-- start Items --

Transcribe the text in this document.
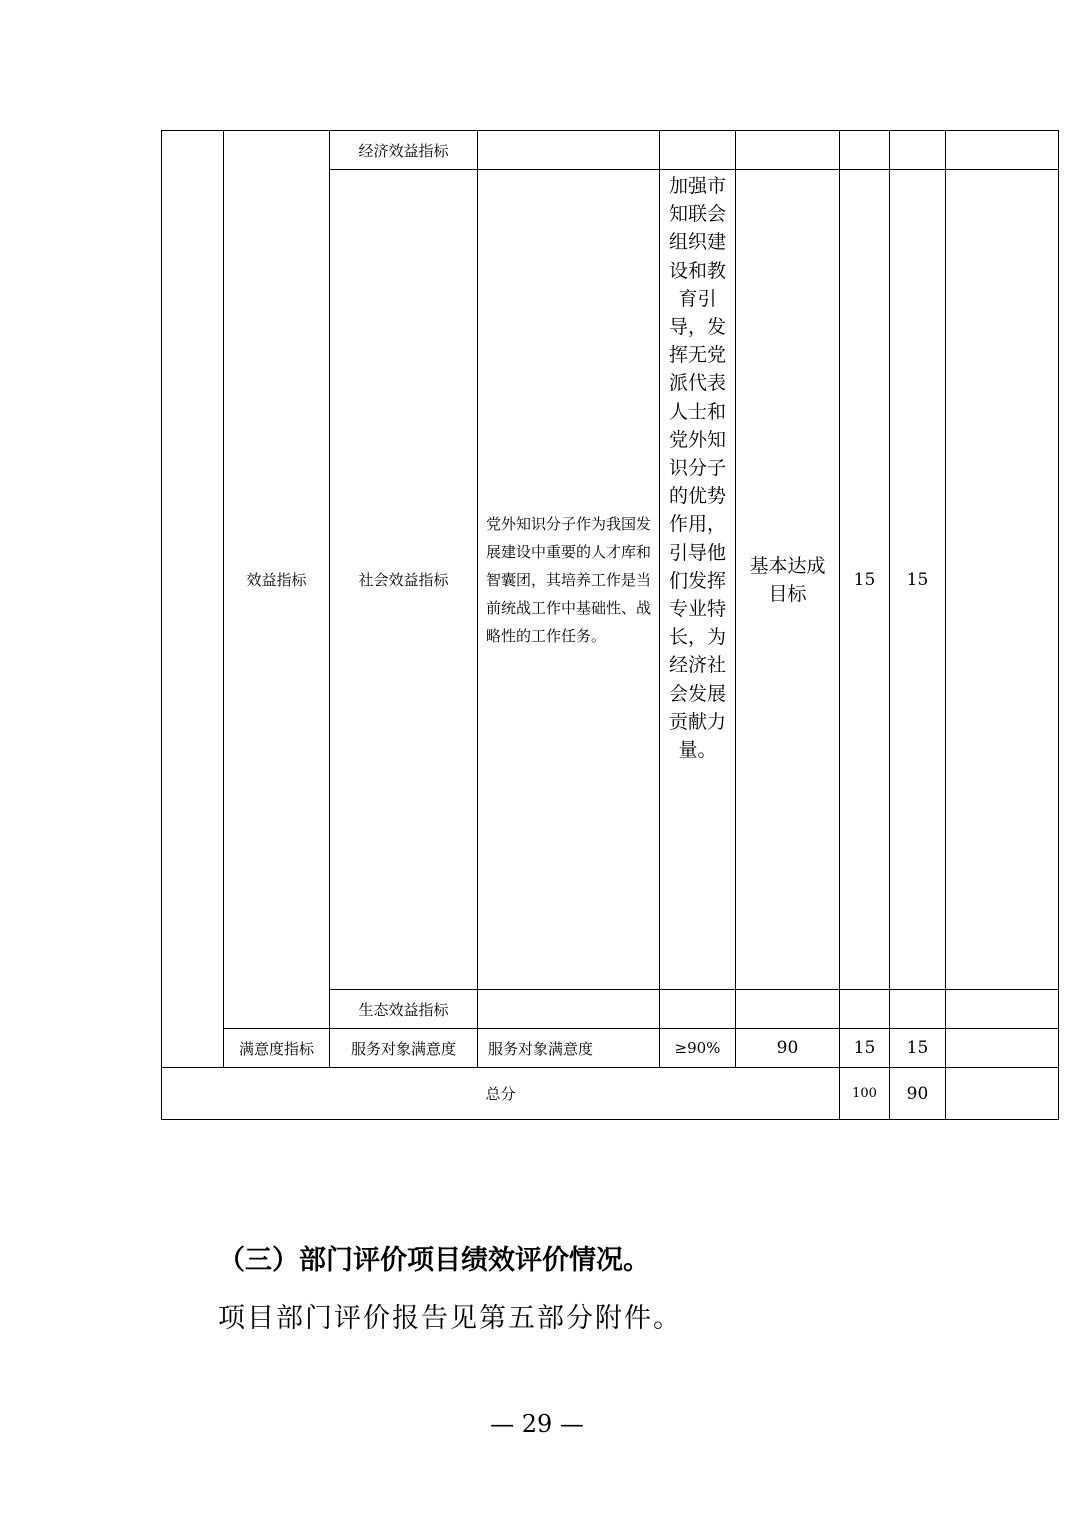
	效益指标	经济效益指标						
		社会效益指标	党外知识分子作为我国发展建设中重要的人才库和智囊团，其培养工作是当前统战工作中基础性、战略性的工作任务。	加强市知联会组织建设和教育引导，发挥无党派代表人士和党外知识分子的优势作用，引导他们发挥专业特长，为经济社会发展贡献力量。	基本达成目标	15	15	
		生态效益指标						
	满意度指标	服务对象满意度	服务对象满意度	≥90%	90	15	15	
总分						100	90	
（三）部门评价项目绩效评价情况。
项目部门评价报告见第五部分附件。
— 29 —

-- end Items --
-- start Items --

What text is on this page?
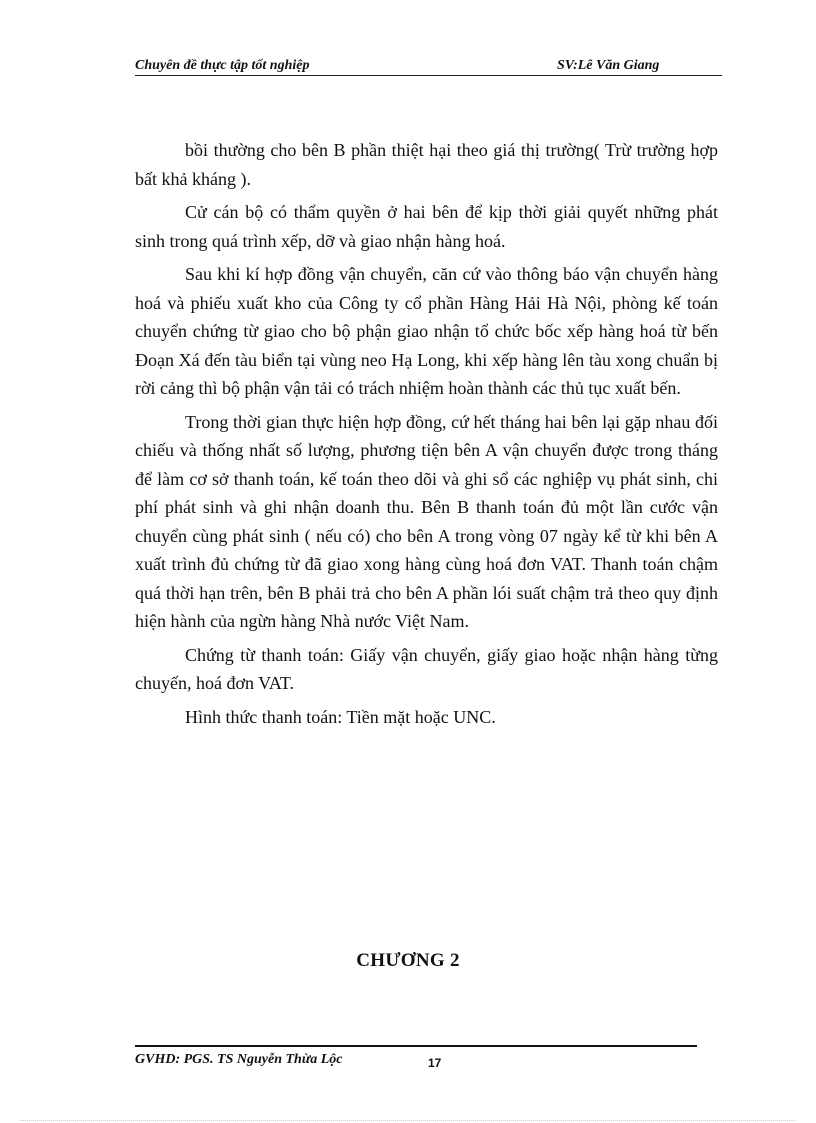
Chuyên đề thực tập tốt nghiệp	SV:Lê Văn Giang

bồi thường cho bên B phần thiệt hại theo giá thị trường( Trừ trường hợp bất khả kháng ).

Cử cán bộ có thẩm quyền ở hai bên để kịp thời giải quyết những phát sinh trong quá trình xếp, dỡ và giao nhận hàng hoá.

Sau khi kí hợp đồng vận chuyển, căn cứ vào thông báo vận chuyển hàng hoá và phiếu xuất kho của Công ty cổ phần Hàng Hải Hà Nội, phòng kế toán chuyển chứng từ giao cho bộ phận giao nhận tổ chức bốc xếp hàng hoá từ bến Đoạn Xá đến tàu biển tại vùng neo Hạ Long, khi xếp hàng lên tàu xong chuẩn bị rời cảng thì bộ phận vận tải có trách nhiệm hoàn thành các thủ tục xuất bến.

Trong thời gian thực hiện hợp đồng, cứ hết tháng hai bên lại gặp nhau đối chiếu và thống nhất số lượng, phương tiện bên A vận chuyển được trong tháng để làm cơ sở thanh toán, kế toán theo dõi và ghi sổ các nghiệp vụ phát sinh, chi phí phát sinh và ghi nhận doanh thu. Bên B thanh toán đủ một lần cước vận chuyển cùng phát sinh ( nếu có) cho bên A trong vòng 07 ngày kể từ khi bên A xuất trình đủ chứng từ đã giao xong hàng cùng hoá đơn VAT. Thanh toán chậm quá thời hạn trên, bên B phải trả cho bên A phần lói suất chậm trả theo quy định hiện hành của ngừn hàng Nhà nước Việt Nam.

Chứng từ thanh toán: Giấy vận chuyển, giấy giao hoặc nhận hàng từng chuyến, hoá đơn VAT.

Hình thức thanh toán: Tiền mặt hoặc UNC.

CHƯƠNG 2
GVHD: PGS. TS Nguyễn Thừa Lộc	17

-- end Items --

The exercise:
Pick out the lines above that hold the string "text" and show them.

Result for this exercise:
Transcribe the text in this document.
What text is on this page?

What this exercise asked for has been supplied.